[Extracted records]
·····

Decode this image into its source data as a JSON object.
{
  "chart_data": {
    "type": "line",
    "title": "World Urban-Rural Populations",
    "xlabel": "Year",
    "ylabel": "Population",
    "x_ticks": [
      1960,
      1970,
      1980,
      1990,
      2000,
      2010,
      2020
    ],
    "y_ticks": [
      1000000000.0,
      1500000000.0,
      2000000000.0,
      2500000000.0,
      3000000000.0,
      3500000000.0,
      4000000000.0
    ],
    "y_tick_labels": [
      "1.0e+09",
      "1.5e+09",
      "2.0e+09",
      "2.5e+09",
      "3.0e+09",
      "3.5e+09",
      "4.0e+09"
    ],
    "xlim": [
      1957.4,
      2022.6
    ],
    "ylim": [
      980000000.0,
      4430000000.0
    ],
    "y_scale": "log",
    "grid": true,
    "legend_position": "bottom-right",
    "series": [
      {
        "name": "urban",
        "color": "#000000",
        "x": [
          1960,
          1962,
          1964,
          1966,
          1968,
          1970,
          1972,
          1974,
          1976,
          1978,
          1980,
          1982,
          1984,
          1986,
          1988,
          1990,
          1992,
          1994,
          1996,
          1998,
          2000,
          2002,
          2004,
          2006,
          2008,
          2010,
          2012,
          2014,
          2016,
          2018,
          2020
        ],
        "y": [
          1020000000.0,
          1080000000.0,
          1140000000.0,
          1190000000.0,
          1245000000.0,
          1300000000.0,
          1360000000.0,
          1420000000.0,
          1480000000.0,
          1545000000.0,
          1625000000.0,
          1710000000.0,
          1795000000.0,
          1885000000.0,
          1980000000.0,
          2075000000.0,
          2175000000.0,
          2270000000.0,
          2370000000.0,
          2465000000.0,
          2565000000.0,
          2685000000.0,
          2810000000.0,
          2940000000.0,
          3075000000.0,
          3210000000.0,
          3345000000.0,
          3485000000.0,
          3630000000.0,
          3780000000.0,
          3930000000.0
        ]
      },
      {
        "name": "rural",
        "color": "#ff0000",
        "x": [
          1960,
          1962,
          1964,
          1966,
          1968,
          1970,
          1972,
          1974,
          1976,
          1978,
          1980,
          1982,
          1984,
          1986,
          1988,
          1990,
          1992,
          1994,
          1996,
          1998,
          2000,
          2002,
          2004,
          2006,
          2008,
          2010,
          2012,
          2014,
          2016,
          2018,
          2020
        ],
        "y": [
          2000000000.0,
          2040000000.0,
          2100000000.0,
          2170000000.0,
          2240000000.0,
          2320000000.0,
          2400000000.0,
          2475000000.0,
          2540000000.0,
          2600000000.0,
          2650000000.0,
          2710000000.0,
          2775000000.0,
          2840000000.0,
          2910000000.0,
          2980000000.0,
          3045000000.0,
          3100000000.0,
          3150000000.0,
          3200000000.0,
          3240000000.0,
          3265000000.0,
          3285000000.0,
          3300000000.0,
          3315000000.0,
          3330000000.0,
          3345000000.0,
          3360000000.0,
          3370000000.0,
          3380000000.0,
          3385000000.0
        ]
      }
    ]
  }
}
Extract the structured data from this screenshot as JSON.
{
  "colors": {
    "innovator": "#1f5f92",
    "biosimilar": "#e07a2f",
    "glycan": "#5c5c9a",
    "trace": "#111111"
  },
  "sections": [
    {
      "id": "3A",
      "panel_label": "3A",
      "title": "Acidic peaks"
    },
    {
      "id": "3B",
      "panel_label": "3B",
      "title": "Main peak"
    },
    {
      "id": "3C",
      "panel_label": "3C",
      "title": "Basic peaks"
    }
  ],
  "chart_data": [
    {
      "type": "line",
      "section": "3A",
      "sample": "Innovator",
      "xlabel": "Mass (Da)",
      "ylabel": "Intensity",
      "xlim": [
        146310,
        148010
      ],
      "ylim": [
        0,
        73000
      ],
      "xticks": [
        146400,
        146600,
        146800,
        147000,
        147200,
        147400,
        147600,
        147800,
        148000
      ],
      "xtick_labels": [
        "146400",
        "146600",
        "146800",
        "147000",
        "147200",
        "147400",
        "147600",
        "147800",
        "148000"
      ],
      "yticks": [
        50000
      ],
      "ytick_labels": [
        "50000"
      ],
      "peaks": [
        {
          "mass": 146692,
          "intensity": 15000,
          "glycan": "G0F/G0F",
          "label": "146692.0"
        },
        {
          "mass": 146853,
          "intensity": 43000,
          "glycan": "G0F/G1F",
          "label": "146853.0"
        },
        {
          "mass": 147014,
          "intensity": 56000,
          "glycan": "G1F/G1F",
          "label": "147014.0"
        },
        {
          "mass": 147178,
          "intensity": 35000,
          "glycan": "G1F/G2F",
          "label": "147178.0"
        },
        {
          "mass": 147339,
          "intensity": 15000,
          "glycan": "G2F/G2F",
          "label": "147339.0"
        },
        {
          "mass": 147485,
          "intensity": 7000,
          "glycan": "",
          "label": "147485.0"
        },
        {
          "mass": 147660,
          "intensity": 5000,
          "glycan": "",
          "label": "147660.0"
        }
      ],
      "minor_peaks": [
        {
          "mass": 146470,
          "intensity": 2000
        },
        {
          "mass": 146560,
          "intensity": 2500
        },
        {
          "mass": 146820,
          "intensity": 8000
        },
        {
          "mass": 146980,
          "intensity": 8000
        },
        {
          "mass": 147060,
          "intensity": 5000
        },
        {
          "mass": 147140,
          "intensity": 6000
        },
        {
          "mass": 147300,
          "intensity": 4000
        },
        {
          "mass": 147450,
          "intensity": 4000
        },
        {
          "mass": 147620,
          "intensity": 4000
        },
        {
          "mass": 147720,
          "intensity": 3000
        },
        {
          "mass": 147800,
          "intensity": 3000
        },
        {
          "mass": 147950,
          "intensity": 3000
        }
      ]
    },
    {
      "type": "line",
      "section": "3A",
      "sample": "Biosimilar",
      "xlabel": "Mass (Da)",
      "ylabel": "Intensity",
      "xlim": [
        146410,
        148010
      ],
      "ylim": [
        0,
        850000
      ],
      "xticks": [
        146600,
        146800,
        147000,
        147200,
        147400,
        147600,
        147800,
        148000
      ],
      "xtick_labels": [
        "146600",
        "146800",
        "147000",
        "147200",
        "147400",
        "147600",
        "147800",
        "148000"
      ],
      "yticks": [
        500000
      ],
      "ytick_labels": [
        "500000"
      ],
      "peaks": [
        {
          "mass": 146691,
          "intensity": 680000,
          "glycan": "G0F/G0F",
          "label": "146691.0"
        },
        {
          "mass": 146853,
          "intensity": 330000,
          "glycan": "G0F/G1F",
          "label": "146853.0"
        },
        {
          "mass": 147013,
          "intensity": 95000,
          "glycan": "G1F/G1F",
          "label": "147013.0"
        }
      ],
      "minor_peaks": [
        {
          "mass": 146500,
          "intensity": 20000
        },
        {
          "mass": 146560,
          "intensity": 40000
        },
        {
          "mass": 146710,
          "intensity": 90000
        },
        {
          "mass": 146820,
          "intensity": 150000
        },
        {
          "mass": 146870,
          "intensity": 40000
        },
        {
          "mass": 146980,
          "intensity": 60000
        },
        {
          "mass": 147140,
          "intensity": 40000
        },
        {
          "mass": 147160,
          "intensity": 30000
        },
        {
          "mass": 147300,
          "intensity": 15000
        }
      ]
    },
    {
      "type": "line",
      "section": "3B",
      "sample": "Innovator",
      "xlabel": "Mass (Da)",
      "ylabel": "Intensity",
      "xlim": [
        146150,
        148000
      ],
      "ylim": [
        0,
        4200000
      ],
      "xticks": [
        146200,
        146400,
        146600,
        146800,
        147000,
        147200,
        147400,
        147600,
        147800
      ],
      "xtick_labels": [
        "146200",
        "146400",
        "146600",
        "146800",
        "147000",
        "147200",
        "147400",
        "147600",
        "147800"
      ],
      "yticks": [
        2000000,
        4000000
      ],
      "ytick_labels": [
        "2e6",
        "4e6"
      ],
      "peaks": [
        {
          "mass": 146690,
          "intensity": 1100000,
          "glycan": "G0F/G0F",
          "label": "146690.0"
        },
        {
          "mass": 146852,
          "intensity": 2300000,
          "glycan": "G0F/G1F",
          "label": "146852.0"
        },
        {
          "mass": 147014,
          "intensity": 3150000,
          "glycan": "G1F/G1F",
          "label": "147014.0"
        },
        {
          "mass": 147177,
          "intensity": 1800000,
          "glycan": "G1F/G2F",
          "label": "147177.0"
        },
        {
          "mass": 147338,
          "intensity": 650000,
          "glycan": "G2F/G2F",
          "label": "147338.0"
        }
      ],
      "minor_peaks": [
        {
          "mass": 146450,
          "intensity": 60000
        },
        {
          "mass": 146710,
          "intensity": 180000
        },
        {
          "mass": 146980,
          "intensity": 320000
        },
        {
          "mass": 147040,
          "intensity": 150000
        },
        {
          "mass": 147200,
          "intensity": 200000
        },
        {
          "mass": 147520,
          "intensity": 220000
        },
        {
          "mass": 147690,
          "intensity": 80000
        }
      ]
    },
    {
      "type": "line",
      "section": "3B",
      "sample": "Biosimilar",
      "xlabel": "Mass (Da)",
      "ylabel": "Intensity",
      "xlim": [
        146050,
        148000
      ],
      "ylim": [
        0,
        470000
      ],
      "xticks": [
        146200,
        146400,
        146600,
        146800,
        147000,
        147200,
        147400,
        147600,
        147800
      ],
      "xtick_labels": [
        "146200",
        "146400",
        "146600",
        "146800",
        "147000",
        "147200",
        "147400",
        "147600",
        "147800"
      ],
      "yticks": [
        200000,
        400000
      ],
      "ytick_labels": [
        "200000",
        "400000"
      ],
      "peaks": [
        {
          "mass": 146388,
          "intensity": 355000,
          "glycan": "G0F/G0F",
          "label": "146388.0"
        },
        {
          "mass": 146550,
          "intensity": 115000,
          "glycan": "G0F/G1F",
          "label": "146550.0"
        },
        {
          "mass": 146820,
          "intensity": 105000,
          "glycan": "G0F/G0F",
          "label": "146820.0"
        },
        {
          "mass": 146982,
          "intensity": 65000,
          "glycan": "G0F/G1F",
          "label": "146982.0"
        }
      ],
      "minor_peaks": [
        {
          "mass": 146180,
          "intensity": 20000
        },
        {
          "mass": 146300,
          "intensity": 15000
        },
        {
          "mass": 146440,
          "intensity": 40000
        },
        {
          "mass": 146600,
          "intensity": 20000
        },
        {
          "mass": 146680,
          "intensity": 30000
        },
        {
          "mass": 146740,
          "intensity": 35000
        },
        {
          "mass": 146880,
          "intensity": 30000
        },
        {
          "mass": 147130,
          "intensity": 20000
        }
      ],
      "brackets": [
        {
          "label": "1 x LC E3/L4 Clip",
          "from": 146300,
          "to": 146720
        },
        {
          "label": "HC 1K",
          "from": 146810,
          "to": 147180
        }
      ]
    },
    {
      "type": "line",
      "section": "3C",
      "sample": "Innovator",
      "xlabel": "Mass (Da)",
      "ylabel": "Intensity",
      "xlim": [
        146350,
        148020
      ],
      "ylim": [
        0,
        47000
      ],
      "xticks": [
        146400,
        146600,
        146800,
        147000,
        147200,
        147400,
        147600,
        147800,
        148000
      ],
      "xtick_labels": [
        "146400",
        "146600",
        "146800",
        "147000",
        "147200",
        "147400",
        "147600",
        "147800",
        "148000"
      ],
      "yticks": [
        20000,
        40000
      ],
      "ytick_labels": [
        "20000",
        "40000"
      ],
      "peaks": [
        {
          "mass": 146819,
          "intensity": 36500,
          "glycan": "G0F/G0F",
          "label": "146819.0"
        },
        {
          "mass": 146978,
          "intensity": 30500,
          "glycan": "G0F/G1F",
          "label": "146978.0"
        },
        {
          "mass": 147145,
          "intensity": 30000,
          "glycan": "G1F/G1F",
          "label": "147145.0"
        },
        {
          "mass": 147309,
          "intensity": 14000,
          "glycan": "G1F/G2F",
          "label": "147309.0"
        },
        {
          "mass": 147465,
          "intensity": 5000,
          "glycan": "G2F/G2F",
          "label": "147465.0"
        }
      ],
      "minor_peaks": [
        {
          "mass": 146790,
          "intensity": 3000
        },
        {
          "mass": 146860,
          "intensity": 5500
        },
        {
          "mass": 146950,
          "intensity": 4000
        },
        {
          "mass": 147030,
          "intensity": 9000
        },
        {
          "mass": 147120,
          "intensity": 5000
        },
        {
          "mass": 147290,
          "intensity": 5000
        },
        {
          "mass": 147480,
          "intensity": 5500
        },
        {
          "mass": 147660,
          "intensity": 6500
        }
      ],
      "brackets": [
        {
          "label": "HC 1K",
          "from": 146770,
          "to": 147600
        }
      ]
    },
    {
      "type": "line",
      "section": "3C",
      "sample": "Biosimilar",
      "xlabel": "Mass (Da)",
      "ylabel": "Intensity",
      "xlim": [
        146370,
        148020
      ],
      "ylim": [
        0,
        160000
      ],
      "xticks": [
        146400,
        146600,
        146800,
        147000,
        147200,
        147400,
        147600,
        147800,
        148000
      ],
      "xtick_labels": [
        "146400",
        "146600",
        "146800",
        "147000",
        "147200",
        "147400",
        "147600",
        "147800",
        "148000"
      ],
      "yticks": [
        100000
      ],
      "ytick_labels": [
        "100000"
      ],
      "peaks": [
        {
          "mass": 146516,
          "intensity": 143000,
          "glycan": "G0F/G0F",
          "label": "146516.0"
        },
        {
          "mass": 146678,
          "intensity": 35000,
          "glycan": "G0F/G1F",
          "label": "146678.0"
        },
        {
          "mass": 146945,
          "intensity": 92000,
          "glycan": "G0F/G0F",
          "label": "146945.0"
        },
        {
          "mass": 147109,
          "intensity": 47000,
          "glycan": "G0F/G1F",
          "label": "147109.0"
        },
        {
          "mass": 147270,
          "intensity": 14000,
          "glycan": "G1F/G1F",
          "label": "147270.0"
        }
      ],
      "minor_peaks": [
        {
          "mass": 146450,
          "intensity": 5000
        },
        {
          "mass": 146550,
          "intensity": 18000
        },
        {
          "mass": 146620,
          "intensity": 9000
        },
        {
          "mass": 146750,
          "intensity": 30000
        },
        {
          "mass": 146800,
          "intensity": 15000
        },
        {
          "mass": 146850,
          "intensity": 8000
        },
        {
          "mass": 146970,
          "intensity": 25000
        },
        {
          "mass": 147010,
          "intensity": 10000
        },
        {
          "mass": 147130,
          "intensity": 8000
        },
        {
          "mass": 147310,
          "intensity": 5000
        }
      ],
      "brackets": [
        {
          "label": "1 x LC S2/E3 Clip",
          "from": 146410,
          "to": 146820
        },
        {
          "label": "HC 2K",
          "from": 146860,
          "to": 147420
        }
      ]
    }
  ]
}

·····

:: Exercise instructions ::
Identify every line above with the string "from" in it. Copy those lines.

:: Response ::
Extract the structured data from this screenshot as JSON.
          "from": 146300,
          "from": 146810,
          "from": 146770,
          "from": 146410,
          "from": 146860,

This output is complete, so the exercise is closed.